WRITTEN PROBLEM = Pick out each line below containing "from".

ROWS =

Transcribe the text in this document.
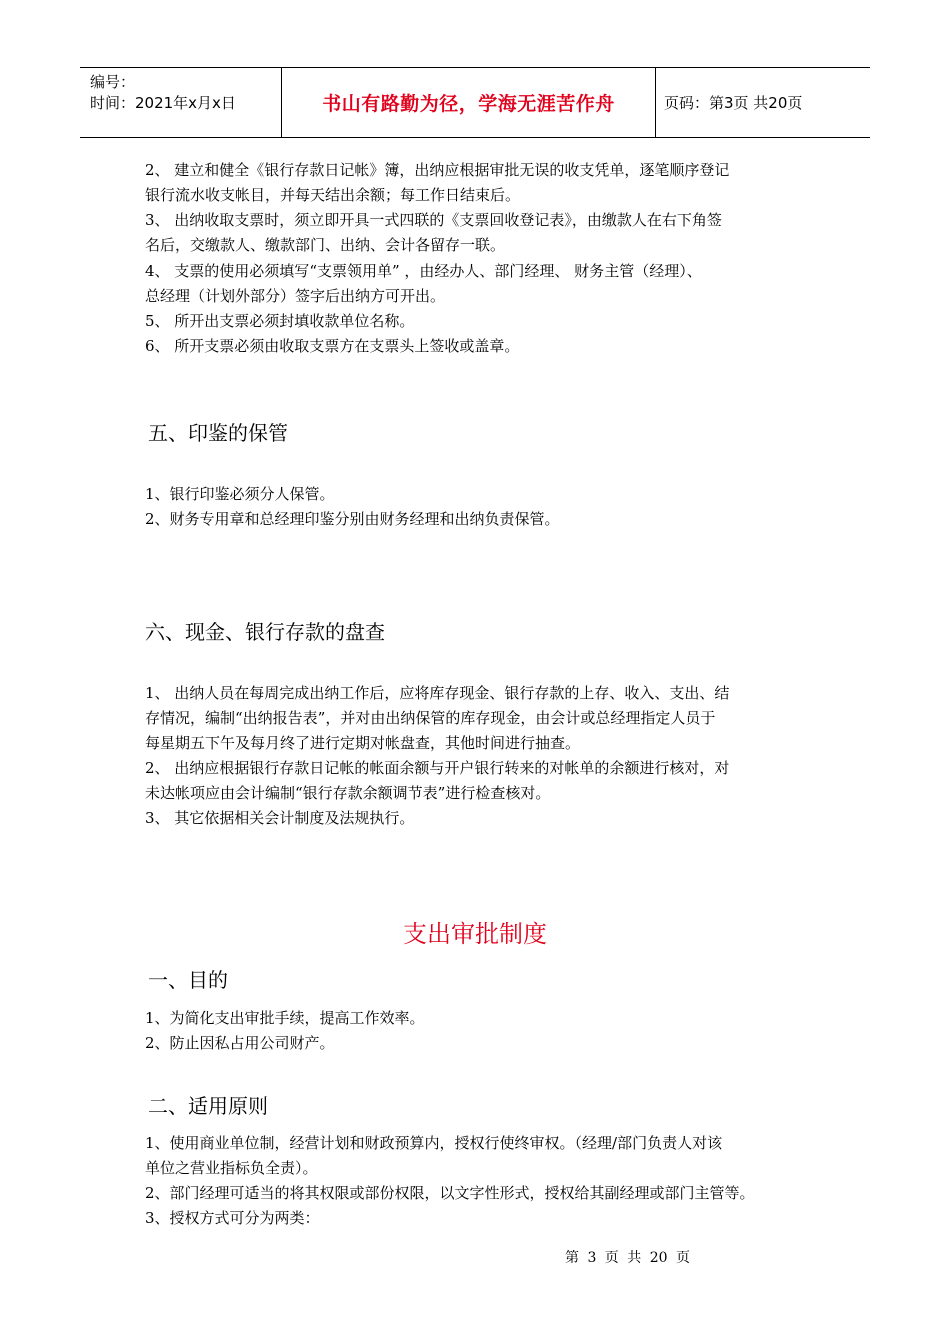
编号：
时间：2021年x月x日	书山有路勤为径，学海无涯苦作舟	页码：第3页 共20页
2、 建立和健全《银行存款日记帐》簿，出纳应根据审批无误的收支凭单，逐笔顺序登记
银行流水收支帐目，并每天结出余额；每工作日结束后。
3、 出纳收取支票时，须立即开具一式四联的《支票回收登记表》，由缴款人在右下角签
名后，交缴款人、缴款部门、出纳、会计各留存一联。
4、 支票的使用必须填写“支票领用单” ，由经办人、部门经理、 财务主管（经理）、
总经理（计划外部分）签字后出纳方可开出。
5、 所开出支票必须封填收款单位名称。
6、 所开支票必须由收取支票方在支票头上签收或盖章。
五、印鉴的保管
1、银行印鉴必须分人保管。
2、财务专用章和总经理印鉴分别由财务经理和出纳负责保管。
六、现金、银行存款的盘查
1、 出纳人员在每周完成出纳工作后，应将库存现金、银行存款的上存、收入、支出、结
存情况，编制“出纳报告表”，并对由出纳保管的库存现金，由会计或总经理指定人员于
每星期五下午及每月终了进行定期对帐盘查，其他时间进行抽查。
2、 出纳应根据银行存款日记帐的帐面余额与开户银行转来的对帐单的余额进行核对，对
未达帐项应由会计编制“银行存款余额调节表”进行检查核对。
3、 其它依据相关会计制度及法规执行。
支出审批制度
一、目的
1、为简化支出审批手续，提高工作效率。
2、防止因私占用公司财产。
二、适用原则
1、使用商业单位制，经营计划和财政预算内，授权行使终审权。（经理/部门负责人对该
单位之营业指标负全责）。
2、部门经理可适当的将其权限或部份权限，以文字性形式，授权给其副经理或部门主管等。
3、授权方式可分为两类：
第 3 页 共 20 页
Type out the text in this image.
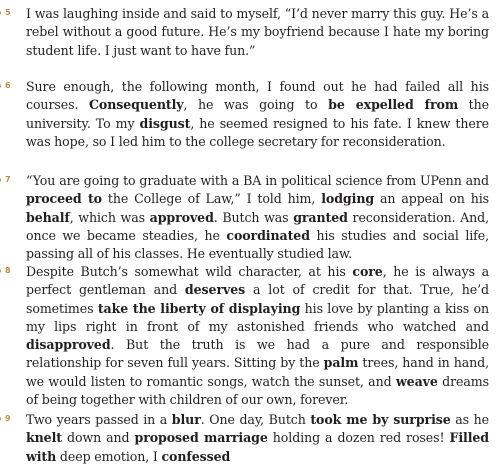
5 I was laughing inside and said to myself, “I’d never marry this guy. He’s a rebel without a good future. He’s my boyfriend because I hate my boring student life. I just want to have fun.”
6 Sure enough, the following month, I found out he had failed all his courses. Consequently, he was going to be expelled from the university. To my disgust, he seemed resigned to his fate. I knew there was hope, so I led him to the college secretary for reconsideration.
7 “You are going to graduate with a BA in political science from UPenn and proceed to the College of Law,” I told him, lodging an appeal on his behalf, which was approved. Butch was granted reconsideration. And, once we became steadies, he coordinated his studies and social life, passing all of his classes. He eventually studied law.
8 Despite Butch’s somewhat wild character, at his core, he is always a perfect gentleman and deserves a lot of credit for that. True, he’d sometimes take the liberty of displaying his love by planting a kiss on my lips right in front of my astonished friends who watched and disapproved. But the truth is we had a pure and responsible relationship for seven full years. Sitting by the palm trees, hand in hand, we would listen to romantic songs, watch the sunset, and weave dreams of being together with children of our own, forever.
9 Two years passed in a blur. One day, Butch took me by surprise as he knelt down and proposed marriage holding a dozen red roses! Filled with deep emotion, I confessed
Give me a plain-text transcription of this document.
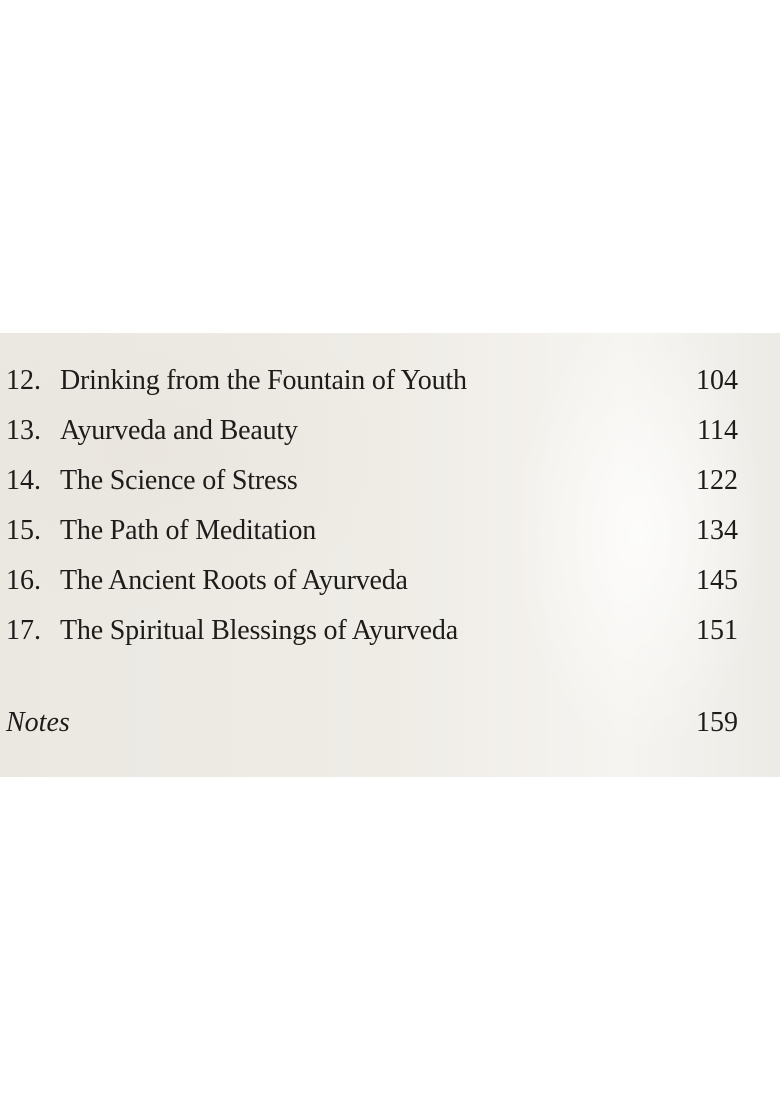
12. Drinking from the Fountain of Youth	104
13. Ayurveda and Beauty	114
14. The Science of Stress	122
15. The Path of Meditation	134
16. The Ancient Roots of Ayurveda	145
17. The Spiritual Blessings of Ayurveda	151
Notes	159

FULL SOLUTION =
6 Sure enough, the following month, I found out he had failed all his courses. Consequently, he was going to be expelled from the university. To my disgust, he seemed resigned to his fate. I knew there was hope, so I led him to the college secretary for reconsideration.
7 “You are going to graduate with a BA in political science from UPenn and proceed to the College of Law,” I told him, lodging an appeal on his behalf, which was approved. Butch was granted reconsideration. And, once we became steadies, he coordinated his studies and social life, passing all of his classes. He eventually studied law.
12. Drinking from the Fountain of Youth	104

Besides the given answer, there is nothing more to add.